### [WHAT IS NEEDED]
Put the lines of the material from the one containing "svg-text:57%: 57% [458, 172, 472, 196]" through the one containing "svg-text:20: 20 [50, 279, 64, 294]" into a Markdown table with the columns Row and Entry. Number each row and leave out any blank lines.
>>>>
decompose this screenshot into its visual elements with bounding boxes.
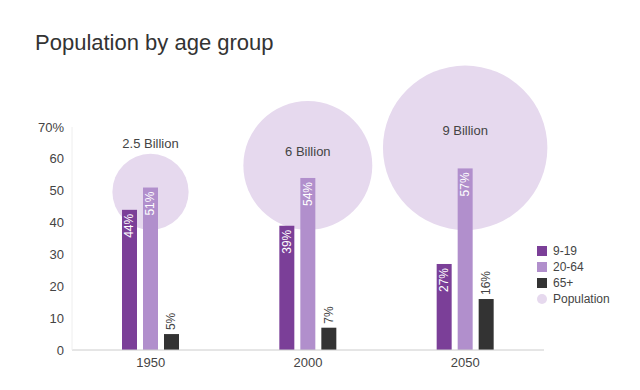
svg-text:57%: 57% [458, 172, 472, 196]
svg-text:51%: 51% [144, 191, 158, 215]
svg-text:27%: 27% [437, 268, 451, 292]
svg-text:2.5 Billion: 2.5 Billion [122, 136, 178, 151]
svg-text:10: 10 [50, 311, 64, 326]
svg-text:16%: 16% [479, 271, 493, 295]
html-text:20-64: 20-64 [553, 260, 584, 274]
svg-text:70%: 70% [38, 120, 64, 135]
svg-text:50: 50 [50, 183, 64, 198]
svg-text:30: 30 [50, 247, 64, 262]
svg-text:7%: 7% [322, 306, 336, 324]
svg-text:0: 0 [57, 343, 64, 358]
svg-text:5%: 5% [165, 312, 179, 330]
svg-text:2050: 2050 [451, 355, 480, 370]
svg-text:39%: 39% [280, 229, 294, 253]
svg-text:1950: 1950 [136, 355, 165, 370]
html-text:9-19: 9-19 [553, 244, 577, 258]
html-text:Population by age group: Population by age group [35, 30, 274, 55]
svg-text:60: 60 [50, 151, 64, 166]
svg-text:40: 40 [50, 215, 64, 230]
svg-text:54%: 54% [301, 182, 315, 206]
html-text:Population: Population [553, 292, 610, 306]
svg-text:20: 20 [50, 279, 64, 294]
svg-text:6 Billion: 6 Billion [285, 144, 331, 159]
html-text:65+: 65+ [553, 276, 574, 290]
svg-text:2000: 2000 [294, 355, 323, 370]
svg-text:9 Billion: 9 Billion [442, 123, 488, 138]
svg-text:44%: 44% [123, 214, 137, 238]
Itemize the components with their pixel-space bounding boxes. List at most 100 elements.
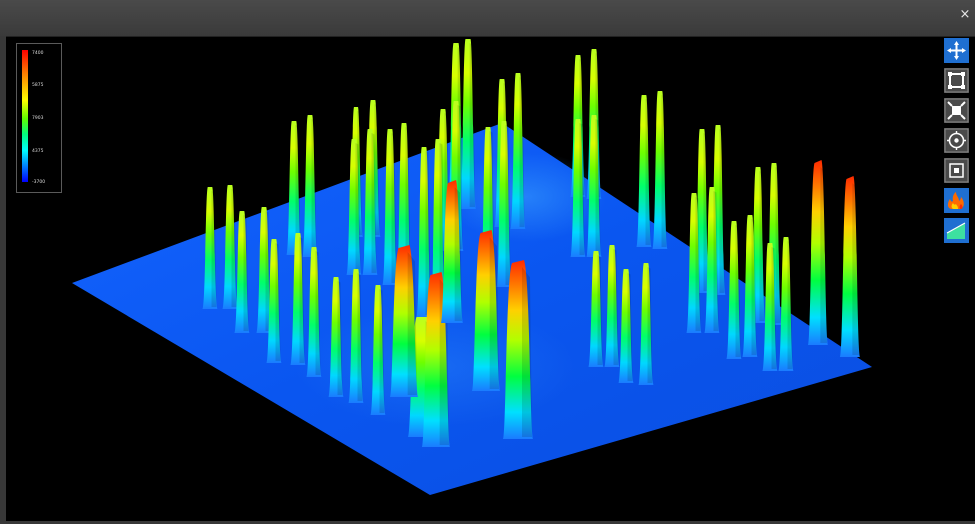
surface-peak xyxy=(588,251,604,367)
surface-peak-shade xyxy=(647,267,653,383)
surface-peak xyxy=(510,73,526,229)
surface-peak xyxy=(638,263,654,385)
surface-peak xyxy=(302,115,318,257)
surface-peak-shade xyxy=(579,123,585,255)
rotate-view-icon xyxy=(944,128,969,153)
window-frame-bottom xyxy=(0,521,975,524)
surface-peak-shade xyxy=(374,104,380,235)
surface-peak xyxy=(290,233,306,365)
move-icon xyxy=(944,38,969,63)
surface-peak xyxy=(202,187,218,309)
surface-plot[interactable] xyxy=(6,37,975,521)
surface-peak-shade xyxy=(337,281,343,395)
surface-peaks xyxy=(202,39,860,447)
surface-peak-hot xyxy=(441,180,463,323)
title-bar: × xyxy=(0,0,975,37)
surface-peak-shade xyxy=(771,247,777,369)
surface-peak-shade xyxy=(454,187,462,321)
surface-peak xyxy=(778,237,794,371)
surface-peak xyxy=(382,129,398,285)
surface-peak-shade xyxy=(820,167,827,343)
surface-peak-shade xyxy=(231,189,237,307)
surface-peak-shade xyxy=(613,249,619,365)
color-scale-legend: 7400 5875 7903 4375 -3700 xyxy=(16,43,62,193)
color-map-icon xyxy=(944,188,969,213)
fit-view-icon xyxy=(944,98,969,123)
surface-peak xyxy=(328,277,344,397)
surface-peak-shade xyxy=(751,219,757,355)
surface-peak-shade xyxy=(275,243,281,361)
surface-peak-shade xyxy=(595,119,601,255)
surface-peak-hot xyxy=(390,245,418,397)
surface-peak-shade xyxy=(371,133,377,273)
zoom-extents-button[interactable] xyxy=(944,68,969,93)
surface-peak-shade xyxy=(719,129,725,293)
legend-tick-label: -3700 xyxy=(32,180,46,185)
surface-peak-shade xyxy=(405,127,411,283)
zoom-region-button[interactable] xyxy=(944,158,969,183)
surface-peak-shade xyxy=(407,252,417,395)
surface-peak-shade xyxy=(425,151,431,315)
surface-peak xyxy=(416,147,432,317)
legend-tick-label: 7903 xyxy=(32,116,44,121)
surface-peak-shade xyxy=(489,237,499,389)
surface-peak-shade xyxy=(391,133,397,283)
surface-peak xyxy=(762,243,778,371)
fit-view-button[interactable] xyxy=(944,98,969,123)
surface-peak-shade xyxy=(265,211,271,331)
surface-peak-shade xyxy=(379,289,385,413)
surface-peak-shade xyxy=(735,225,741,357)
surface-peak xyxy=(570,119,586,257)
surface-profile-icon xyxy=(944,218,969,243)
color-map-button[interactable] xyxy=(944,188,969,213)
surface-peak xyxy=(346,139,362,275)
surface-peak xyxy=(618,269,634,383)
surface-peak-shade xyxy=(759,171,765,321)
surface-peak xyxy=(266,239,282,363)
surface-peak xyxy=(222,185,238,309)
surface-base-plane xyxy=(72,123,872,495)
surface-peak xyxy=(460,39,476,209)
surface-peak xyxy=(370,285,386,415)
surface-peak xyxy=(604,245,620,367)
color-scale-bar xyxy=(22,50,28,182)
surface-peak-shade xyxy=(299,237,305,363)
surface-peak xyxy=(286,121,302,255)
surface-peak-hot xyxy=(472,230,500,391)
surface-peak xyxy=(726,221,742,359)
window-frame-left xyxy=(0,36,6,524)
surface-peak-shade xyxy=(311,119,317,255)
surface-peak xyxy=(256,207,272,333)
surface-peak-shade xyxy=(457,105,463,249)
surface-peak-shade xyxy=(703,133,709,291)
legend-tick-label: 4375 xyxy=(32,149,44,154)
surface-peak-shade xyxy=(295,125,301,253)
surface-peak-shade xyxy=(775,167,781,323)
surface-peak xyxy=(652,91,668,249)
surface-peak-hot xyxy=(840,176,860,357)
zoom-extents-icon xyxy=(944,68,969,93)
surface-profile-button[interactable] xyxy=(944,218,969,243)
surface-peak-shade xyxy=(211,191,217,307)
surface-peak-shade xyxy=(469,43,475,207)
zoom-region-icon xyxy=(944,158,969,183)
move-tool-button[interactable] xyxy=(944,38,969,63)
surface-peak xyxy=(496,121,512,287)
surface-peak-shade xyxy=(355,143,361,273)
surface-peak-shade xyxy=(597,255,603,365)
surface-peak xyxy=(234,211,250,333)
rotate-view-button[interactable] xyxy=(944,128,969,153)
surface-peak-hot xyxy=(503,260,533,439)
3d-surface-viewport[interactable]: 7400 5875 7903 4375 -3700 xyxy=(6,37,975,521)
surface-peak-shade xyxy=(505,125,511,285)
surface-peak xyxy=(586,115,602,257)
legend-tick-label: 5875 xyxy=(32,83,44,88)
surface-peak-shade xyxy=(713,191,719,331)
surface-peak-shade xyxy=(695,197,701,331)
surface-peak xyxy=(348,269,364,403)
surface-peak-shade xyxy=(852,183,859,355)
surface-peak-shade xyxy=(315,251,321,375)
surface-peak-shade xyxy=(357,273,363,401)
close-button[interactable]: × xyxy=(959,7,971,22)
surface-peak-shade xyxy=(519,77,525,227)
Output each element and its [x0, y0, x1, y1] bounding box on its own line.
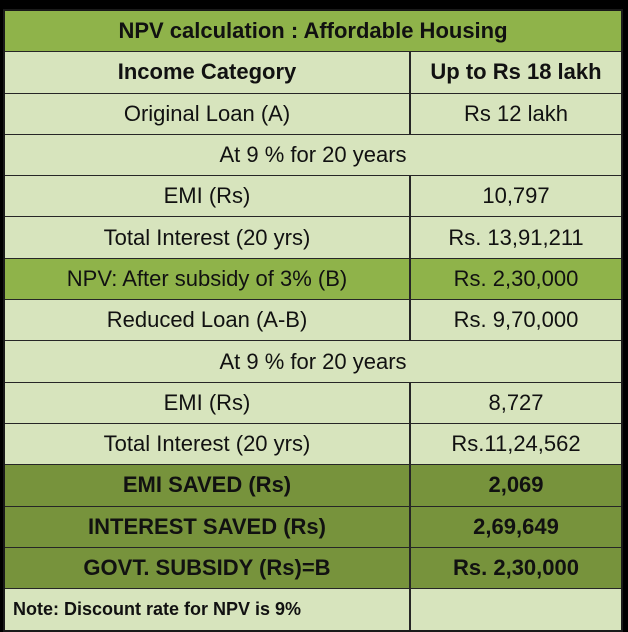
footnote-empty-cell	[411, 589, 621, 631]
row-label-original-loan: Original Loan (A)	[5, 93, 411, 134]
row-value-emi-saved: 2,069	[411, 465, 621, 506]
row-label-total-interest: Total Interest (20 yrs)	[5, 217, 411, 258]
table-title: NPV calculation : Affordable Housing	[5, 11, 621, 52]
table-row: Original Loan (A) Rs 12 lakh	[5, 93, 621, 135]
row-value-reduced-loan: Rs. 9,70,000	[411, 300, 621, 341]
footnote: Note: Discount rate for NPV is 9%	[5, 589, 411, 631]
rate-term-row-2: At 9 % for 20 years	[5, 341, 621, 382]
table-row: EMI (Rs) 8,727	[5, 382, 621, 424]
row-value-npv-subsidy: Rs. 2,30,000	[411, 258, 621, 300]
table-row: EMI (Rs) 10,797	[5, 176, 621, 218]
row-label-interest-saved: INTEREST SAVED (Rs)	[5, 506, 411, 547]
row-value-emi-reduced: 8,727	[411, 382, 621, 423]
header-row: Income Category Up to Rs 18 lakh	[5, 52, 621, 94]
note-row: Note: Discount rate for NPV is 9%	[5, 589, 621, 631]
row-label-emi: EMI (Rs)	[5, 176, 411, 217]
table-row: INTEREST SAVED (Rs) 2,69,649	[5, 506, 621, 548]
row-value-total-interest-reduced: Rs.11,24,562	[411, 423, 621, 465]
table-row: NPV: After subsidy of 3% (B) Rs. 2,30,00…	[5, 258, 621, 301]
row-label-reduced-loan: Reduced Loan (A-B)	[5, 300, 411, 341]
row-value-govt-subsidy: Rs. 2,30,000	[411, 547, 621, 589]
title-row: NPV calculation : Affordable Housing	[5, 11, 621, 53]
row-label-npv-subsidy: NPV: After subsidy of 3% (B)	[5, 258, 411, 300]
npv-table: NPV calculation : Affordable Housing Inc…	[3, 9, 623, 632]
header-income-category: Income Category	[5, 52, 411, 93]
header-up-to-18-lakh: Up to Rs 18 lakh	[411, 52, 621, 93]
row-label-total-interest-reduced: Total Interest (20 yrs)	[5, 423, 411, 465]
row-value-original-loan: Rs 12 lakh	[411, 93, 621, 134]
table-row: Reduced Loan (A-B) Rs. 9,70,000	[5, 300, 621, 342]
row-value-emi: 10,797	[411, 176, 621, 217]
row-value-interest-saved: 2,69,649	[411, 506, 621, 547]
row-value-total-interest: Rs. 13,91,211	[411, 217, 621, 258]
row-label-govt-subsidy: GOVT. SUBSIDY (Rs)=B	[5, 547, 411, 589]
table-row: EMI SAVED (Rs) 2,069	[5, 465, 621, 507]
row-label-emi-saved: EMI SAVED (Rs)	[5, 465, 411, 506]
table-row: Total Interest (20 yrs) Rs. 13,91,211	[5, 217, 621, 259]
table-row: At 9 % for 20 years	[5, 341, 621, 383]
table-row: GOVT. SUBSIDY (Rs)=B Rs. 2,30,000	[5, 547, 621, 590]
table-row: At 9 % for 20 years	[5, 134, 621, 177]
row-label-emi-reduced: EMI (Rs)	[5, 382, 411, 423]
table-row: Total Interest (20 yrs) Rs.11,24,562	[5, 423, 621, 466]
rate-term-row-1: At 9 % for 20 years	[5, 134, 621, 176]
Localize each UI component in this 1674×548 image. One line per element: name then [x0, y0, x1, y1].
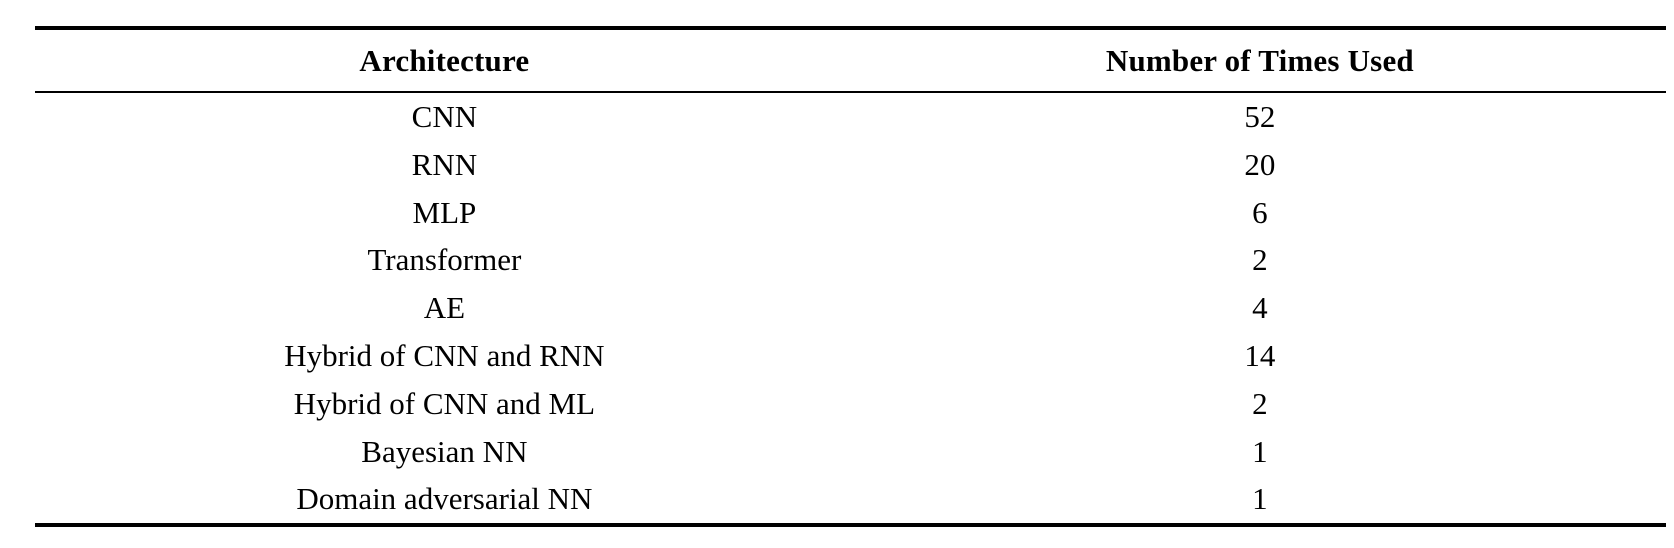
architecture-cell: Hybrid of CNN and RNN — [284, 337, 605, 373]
<<<<
### [RESPONSE BELOW]
| Row | Entry |
|---|---|
| 1 | svg-text:57%: 57% [458, 172, 472, 196] |
| 2 | svg-text:51%: 51% [144, 191, 158, 215] |
| 3 | svg-text:27%: 27% [437, 268, 451, 292] |
| 4 | svg-text:2.5 Billion: 2.5 Billion [122, 136, 178, 151] |
| 5 | svg-text:10: 10 [50, 311, 64, 326] |
| 6 | svg-text:16%: 16% [479, 271, 493, 295] |
| 7 | html-text:20-64: 20-64 [553, 260, 584, 274] |
| 8 | svg-text:70%: 70% [38, 120, 64, 135] |
| 9 | svg-text:50: 50 [50, 183, 64, 198] |
| 10 | svg-text:30: 30 [50, 247, 64, 262] |
| 11 | svg-text:7%: 7% [322, 306, 336, 324] |
| 12 | svg-text:0: 0 [57, 343, 64, 358] |
| 13 | svg-text:5%: 5% [165, 312, 179, 330] |
| 14 | svg-text:2050: 2050 [451, 355, 480, 370] |
| 15 | svg-text:39%: 39% [280, 229, 294, 253] |
| 16 | svg-text:1950: 1950 [136, 355, 165, 370] |
| 17 | html-text:9-19: 9-19 [553, 244, 577, 258] |
| 18 | html-text:Population by age group: Population by age group [35, 30, 274, 55] |
| 19 | svg-text:60: 60 [50, 151, 64, 166] |
| 20 | svg-text:40: 40 [50, 215, 64, 230] |
| 21 | svg-text:54%: 54% [301, 182, 315, 206] |
| 22 | html-text:Population: Population [553, 292, 610, 306] |
| 23 | svg-text:20: 20 [50, 279, 64, 294] |